Written instruction: Everything in the listing except the pictures should be written out exactly.

Records excerpted from a collection
◇ ◇ ◇ ◇ ◇

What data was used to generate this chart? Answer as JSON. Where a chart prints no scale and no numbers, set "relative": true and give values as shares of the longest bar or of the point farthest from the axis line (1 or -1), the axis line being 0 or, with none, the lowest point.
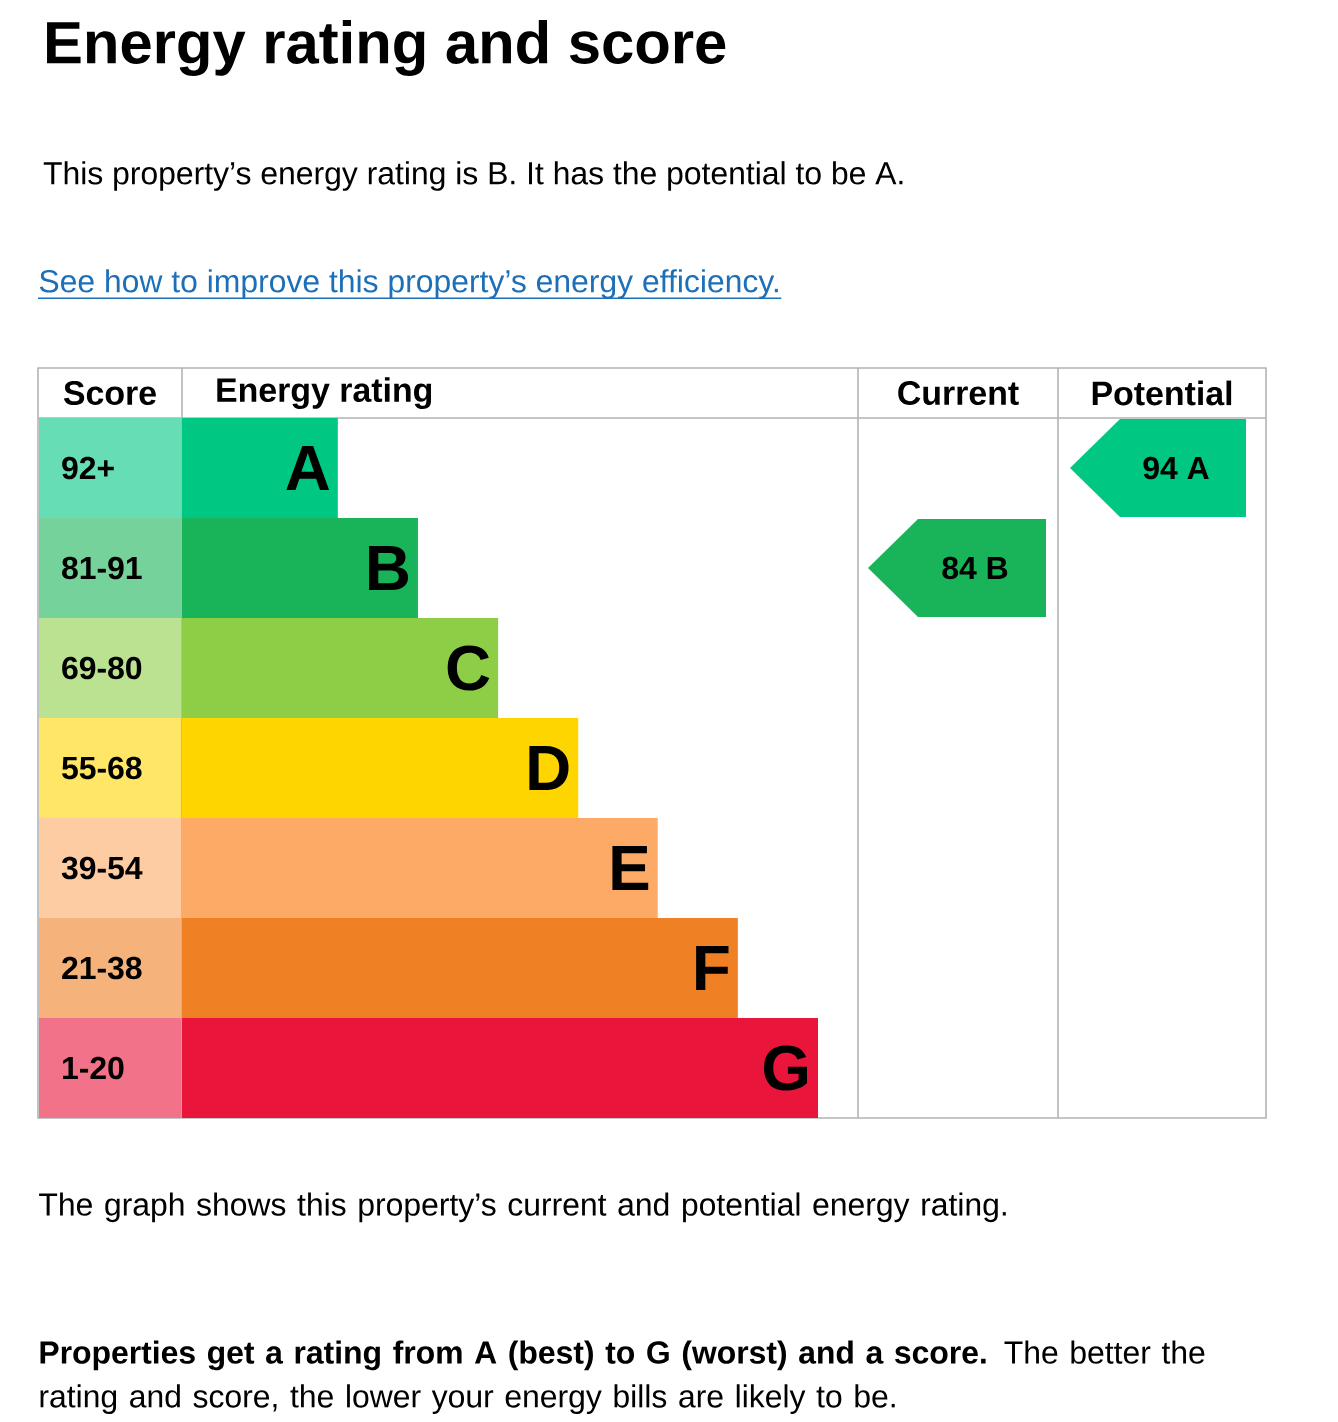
{
  "chart_data": {
    "type": "bar",
    "orientation": "horizontal",
    "relative": true,
    "title": "Energy rating and score",
    "subtitle": "This property’s energy rating is B. It has the potential to be A.",
    "categories": [
      "A",
      "B",
      "C",
      "D",
      "E",
      "F",
      "G"
    ],
    "values": [
      0.245,
      0.371,
      0.497,
      0.623,
      0.748,
      0.874,
      1
    ],
    "colors": [
      "#00c781",
      "#19b459",
      "#8dce46",
      "#ffd500",
      "#fcaa65",
      "#ef8023",
      "#e9153b"
    ],
    "annotations": [
      "See how to improve this property’s energy efficiency.",
      "Score",
      "Energy rating",
      "Current",
      "Potential",
      "92+",
      "81-91",
      "69-80",
      "55-68",
      "39-54",
      "21-38",
      "1-20",
      "84 B",
      "94 A",
      "The graph shows this property’s current and potential energy rating.",
      "**Properties get a rating from A (best) to G (worst) and a score.** The better the rating and score, the lower your energy bills are likely to be."
    ]
  }
}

◇ ◇ ◇ ◇ ◇

The reply:
What data was used to generate this chart? Answer as JSON. Where a chart prints no scale and no numbers, set "relative": true and give values as shares of the longest bar or of the point farthest from the axis line (1 or -1), the axis line being 0 or, with none, the lowest point.
{
  "chart_data": {
    "type": "bar",
    "orientation": "horizontal",
    "relative": true,
    "title": "Energy rating and score",
    "subtitle": "This property’s energy rating is B. It has the potential to be A.",
    "categories": [
      "A",
      "B",
      "C",
      "D",
      "E",
      "F",
      "G"
    ],
    "values": [
      0.245,
      0.371,
      0.497,
      0.623,
      0.748,
      0.874,
      1
    ],
    "colors": [
      "#00c781",
      "#19b459",
      "#8dce46",
      "#ffd500",
      "#fcaa65",
      "#ef8023",
      "#e9153b"
    ],
    "annotations": [
      "See how to improve this property’s energy efficiency.",
      "Score",
      "Energy rating",
      "Current",
      "Potential",
      "92+",
      "81-91",
      "69-80",
      "55-68",
      "39-54",
      "21-38",
      "1-20",
      "84 B",
      "94 A",
      "The graph shows this property’s current and potential energy rating.",
      "**Properties get a rating from A (best) to G (worst) and a score.** The better the rating and score, the lower your energy bills are likely to be."
    ]
  }
}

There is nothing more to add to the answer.